**ÉNONCÉ A:**
Résumez en deux phrases le texte sur Daniel Balavoine.

**EXTRAIT DU DOCUMENT:**
Daniel Balavoine
Fin 1995, j'ai publié un album, bourré de photos, sur Daniel Balavoine. Je ne l'ai jamais rencontré, juste croisé sur un plateau de télévision. Mais il s'agissait d'un travail de commande d'un genre particulier : Corinne, alias L'Aziza, que je connaissais depuis quelques années, avait apprécié mon travail sur Gainsbourg ; elle souhaitait qu'un beau livre existe sur Daniel pour leurs deux enfants, âgés à l'époque d'une dizaine d'années. Depuis, l'album étant introuvable, le livre est ressorti au format bouquin (un joli format, d'ailleurs, qui rappelle les éditions Actes Sud).

**Enregistrements d'un jeu de données:**

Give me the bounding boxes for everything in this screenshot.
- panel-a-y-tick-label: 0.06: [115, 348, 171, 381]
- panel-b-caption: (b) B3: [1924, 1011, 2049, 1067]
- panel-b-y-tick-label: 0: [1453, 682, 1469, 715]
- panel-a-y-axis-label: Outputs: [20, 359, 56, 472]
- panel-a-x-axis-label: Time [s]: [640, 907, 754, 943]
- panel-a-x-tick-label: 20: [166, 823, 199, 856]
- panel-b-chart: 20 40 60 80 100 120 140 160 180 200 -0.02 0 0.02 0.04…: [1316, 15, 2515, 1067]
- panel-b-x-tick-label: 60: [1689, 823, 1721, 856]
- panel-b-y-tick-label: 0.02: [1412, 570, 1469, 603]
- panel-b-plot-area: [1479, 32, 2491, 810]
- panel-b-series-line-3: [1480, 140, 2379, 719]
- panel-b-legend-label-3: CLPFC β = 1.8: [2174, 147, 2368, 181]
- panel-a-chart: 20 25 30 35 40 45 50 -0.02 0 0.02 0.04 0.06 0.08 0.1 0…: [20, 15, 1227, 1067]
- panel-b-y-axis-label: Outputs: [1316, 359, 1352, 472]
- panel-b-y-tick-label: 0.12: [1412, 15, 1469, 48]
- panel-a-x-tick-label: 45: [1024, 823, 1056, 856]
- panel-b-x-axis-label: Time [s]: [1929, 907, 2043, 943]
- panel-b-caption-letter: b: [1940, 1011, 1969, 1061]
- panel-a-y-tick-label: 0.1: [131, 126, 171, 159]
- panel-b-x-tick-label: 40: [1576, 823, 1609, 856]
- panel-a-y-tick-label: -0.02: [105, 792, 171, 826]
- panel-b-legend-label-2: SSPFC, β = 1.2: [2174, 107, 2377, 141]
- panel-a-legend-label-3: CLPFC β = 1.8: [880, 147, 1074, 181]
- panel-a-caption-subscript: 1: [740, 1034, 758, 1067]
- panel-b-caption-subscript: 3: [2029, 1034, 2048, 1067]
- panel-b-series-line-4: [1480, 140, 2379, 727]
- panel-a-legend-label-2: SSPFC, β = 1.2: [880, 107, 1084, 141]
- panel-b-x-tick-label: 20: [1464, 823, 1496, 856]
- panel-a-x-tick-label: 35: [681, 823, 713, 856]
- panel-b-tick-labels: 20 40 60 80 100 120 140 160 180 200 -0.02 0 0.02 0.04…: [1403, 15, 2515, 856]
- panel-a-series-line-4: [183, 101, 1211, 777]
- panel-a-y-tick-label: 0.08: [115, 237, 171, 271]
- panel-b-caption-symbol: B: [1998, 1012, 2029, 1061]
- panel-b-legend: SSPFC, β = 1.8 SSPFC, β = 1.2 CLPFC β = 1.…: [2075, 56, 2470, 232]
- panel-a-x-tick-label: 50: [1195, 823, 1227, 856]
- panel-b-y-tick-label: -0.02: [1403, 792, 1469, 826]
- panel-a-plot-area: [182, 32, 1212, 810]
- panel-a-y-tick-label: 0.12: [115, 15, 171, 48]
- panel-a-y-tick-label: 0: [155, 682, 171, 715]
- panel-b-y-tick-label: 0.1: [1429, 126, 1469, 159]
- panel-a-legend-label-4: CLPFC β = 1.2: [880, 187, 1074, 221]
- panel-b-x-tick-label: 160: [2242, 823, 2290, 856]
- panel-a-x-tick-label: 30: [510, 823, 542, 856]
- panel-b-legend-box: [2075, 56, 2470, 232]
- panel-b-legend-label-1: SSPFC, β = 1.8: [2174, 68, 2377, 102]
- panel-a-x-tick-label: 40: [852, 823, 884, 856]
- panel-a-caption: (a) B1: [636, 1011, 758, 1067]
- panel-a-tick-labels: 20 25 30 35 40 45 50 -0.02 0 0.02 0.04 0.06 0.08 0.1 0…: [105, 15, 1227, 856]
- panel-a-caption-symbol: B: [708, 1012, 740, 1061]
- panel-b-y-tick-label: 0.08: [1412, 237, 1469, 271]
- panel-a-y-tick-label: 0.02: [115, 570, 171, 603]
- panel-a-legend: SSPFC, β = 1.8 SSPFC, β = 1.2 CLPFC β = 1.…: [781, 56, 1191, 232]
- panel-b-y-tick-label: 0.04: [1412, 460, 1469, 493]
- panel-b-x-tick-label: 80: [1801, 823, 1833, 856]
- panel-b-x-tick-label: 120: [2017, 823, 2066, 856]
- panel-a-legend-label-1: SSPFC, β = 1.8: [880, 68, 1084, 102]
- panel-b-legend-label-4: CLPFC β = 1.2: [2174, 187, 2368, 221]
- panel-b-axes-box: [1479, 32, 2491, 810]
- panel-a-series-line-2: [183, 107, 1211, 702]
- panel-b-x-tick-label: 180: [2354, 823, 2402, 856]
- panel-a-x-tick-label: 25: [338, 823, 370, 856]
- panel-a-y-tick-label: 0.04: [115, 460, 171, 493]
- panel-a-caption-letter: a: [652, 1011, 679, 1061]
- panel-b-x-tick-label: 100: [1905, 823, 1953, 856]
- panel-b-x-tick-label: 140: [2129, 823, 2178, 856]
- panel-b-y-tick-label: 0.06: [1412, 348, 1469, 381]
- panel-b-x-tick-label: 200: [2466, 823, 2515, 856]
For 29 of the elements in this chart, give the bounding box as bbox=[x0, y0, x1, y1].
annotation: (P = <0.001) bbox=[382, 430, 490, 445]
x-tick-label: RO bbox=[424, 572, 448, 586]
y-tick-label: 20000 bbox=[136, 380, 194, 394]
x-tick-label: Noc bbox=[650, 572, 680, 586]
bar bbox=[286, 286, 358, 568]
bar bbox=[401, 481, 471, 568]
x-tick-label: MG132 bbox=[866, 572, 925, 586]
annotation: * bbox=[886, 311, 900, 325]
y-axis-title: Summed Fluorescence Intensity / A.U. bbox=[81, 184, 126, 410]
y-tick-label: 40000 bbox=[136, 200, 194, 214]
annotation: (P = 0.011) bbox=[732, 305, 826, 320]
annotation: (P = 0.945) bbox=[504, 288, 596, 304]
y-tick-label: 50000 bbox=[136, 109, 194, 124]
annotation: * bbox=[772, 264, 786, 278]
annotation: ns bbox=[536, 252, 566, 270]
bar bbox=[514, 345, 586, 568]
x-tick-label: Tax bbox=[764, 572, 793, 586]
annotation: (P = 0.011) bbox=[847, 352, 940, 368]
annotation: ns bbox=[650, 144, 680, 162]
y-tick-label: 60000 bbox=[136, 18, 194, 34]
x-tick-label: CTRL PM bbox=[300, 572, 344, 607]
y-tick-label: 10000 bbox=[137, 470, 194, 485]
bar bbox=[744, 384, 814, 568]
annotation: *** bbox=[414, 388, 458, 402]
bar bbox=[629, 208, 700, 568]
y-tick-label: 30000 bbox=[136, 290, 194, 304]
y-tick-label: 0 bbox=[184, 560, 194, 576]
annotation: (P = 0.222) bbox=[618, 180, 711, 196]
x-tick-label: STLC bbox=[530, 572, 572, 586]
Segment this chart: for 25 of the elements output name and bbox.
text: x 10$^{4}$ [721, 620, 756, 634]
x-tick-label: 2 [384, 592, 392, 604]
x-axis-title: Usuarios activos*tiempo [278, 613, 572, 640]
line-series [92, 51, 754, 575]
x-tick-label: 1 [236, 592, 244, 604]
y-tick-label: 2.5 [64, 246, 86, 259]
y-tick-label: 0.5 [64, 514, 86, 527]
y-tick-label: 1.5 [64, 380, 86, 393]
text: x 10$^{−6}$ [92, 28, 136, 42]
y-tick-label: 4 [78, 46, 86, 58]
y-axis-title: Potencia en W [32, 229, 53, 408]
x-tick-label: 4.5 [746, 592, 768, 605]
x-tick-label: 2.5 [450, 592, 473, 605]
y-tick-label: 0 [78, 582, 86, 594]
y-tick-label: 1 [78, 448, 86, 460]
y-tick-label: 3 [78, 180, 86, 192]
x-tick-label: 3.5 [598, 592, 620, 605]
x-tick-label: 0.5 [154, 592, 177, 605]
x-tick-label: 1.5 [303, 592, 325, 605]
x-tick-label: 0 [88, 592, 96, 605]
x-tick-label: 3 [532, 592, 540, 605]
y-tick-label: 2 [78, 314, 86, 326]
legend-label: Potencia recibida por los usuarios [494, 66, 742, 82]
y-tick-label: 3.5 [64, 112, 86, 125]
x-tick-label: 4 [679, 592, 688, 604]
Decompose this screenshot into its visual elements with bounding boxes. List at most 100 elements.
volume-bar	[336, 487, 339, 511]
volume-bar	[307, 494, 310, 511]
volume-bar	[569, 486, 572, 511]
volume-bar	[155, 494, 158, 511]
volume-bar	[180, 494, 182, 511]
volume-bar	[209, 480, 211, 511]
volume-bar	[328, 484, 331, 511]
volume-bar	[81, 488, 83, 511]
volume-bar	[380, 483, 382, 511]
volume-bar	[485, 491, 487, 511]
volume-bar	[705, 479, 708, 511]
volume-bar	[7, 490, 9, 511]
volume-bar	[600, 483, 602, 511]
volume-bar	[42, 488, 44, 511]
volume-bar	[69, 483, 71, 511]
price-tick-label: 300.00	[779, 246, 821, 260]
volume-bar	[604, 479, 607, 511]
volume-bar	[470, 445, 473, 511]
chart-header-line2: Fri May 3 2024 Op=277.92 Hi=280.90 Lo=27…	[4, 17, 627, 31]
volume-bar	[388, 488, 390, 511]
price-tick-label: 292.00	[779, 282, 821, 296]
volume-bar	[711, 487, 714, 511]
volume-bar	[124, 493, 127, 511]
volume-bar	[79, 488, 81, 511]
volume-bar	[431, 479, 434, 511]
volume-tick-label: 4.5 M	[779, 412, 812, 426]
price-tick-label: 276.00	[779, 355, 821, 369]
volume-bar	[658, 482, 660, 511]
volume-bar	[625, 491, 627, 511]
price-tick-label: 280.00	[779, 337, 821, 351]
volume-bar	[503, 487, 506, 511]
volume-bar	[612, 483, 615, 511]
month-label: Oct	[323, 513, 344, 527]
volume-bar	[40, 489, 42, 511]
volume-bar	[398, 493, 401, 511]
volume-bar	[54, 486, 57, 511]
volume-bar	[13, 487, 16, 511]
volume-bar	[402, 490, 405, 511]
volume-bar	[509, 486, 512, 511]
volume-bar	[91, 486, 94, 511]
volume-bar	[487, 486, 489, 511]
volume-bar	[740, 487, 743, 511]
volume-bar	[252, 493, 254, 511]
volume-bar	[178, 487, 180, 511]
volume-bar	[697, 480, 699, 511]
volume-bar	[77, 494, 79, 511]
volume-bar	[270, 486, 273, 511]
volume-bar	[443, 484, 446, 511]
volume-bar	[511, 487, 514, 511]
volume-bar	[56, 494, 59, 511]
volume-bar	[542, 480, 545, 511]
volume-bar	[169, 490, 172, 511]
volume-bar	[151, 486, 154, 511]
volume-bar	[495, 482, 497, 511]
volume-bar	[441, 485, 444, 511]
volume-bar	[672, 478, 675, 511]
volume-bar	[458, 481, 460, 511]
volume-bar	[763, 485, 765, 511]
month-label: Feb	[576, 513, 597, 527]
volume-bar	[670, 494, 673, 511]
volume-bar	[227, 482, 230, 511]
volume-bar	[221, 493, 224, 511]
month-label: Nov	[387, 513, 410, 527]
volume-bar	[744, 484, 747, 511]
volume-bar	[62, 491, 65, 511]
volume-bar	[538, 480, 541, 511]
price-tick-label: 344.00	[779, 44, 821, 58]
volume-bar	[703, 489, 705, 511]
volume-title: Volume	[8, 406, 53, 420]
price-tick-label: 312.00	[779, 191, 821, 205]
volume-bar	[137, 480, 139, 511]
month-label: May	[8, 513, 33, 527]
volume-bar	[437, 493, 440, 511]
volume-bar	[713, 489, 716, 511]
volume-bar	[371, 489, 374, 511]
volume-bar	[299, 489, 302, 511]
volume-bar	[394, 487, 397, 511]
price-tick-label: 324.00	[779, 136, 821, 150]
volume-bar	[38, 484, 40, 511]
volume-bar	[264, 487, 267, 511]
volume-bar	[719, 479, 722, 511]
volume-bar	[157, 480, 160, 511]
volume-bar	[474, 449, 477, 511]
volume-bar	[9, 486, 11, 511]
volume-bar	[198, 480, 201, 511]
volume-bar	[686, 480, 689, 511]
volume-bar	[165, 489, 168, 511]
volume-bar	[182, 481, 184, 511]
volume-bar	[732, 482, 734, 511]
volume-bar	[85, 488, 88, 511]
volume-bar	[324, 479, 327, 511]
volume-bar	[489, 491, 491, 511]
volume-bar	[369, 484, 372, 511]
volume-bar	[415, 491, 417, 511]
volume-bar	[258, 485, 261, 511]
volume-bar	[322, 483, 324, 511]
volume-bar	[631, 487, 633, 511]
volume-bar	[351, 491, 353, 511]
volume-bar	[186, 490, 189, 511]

**ÉNONCÉ B:**
Mettez à jour la partie du listing qui va de son début jusqu'à la ligne contenant "- panel-a-y-axis-label: Outputs: [20, 359, 56, 472]", incluse, en remplaçant "Outputs" par "Sorties" sans rien modifier d'autre. Donnez seulement ces lignes.

**RÉSULTAT A:**
Fin 1995 paraît un album plein de photos sur Daniel Balavoine, commandé par Corinne, alias L'Aziza, qui souhaitait un beau livre sur lui pour leurs deux enfants. L'album étant devenu introuvable, le livre est depuis ressorti au format bouquin.

**RÉSULTAT B:**
Give me the bounding boxes for everything in this screenshot.
- panel-a-y-tick-label: 0.06: [115, 348, 171, 381]
- panel-b-caption: (b) B3: [1924, 1011, 2049, 1067]
- panel-b-y-tick-label: 0: [1453, 682, 1469, 715]
- panel-a-y-axis-label: Sorties: [20, 359, 56, 472]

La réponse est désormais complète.